> [Exercise]: Leave every picture out and write out the records below exactly.

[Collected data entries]

·····

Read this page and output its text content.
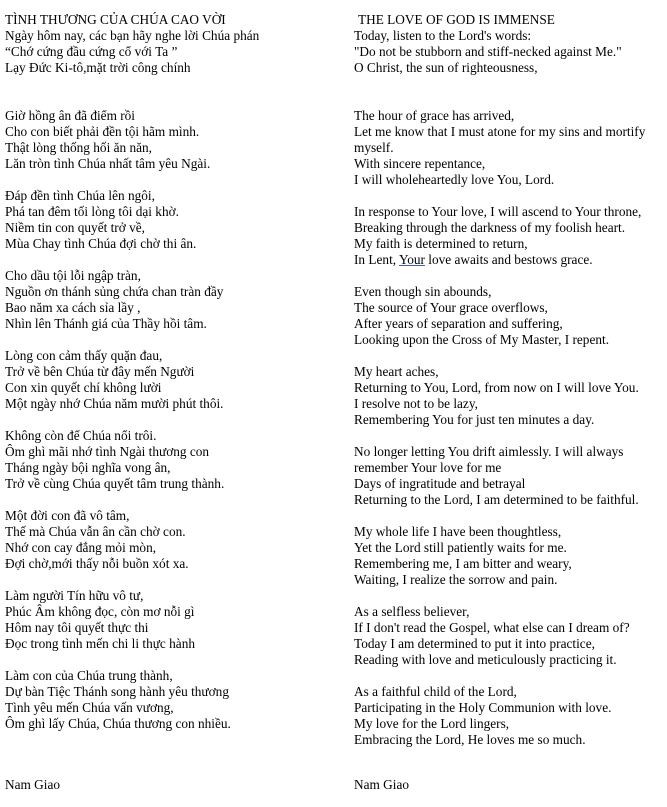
TÌNH THƯƠNG CỦA CHÚA CAO VỜI
Ngày hôm nay, các bạn hãy nghe lời Chúa phán
“Chớ cứng đầu cứng cổ với Ta ”
Lạy Đức Ki-tô,mặt trời công chính
Giờ hồng ân đã điểm rồi
Cho con biết phải đền tội hãm mình.
Thật lòng thống hối ăn năn,
Lăn tròn tình Chúa nhất tâm yêu Ngài.
Đáp đền tình Chúa lên ngôi,
Phá tan đêm tối lòng tôi dại khờ.
Niềm tin con quyết trở về,
Mùa Chay tình Chúa đợi chờ thi ân.
Cho dầu tội lỗi ngập tràn,
Nguồn ơn thánh sủng chứa chan tràn đầy
Bao năm xa cách sỉa lầy ,
Nhìn lên Thánh giá của Thầy hồi tâm.
Lòng con cảm thấy quặn đau,
Trở về bên Chúa từ đây mến Người
Con xin quyết chí không lười
Một ngày nhớ Chúa năm mười phút thôi.
Không còn để Chúa nổi trôi.
Ôm ghì mãi nhớ tình Ngài thương con
Tháng ngày bội nghĩa vong ân,
Trở về cùng Chúa quyết tâm trung thành.
Một đời con đã vô tâm,
Thế mà Chúa vẫn ân cần chờ con.
Nhớ con cay đắng mỏi mòn,
Đợi chờ,mới thấy nỗi buồn xót xa.
Làm người Tín hữu vô tư,
Phúc Âm không đọc, còn mơ nỗi gì
Hôm nay tôi quyết thực thi
Đọc trong tình mến chi li thực hành
Làm con của Chúa trung thành,
Dự bàn Tiệc Thánh song hành yêu thương
Tình yêu mến Chúa vấn vương,
Ôm ghì lấy Chúa, Chúa thương con nhiều.
THE LOVE OF GOD IS IMMENSE
Today, listen to the Lord's words:
"Do not be stubborn and stiff-necked against Me."
O Christ, the sun of righteousness,
The hour of grace has arrived,
Let me know that I must atone for my sins and mortify myself.
With sincere repentance,
I will wholeheartedly love You, Lord.
In response to Your love, I will ascend to Your throne,
Breaking through the darkness of my foolish heart.
My faith is determined to return,
In Lent, Your love awaits and bestows grace.
Even though sin abounds,
The source of Your grace overflows,
After years of separation and suffering,
Looking upon the Cross of My Master, I repent.
My heart aches,
Returning to You, Lord, from now on I will love You.
I resolve not to be lazy,
Remembering You for just ten minutes a day.
No longer letting You drift aimlessly. I will always remember Your love for me
Days of ingratitude and betrayal
Returning to the Lord, I am determined to be faithful.
My whole life I have been thoughtless,
Yet the Lord still patiently waits for me.
Remembering me, I am bitter and weary,
Waiting, I realize the sorrow and pain.
As a selfless believer,
If I don't read the Gospel, what else can I dream of?
Today I am determined to put it into practice,
Reading with love and meticulously practicing it.
As a faithful child of the Lord,
Participating in the Holy Communion with love.
My love for the Lord lingers,
Embracing the Lord, He loves me so much.
Nam Giao	Nam Giao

·····

> [Reply to the task]:
Read this page and output its text content.
TÌNH THƯƠNG CỦA CHÚA CAO VỜI
Ngày hôm nay, các bạn hãy nghe lời Chúa phán
“Chớ cứng đầu cứng cổ với Ta ”
Lạy Đức Ki-tô,mặt trời công chính
Giờ hồng ân đã điểm rồi
Cho con biết phải đền tội hãm mình.
Thật lòng thống hối ăn năn,
Lăn tròn tình Chúa nhất tâm yêu Ngài.
Đáp đền tình Chúa lên ngôi,
Phá tan đêm tối lòng tôi dại khờ.
Niềm tin con quyết trở về,
Mùa Chay tình Chúa đợi chờ thi ân.
Cho dầu tội lỗi ngập tràn,
Nguồn ơn thánh sủng chứa chan tràn đầy
Bao năm xa cách sỉa lầy ,
Nhìn lên Thánh giá của Thầy hồi tâm.
Lòng con cảm thấy quặn đau,
Trở về bên Chúa từ đây mến Người
Con xin quyết chí không lười
Một ngày nhớ Chúa năm mười phút thôi.
Không còn để Chúa nổi trôi.
Ôm ghì mãi nhớ tình Ngài thương con
Tháng ngày bội nghĩa vong ân,
Trở về cùng Chúa quyết tâm trung thành.
Một đời con đã vô tâm,
Thế mà Chúa vẫn ân cần chờ con.
Nhớ con cay đắng mỏi mòn,
Đợi chờ,mới thấy nỗi buồn xót xa.
Làm người Tín hữu vô tư,
Phúc Âm không đọc, còn mơ nỗi gì
Hôm nay tôi quyết thực thi
Đọc trong tình mến chi li thực hành
Làm con của Chúa trung thành,
Dự bàn Tiệc Thánh song hành yêu thương
Tình yêu mến Chúa vấn vương,
Ôm ghì lấy Chúa, Chúa thương con nhiều.
THE LOVE OF GOD IS IMMENSE
Today, listen to the Lord's words:
"Do not be stubborn and stiff-necked against Me."
O Christ, the sun of righteousness,
The hour of grace has arrived,
Let me know that I must atone for my sins and mortify myself.
With sincere repentance,
I will wholeheartedly love You, Lord.
In response to Your love, I will ascend to Your throne,
Breaking through the darkness of my foolish heart.
My faith is determined to return,
In Lent, Your love awaits and bestows grace.
Even though sin abounds,
The source of Your grace overflows,
After years of separation and suffering,
Looking upon the Cross of My Master, I repent.
My heart aches,
Returning to You, Lord, from now on I will love You.
I resolve not to be lazy,
Remembering You for just ten minutes a day.
No longer letting You drift aimlessly. I will always remember Your love for me
Days of ingratitude and betrayal
Returning to the Lord, I am determined to be faithful.
My whole life I have been thoughtless,
Yet the Lord still patiently waits for me.
Remembering me, I am bitter and weary,
Waiting, I realize the sorrow and pain.
As a selfless believer,
If I don't read the Gospel, what else can I dream of?
Today I am determined to put it into practice,
Reading with love and meticulously practicing it.
As a faithful child of the Lord,
Participating in the Holy Communion with love.
My love for the Lord lingers,
Embracing the Lord, He loves me so much.
Nam Giao	Nam Giao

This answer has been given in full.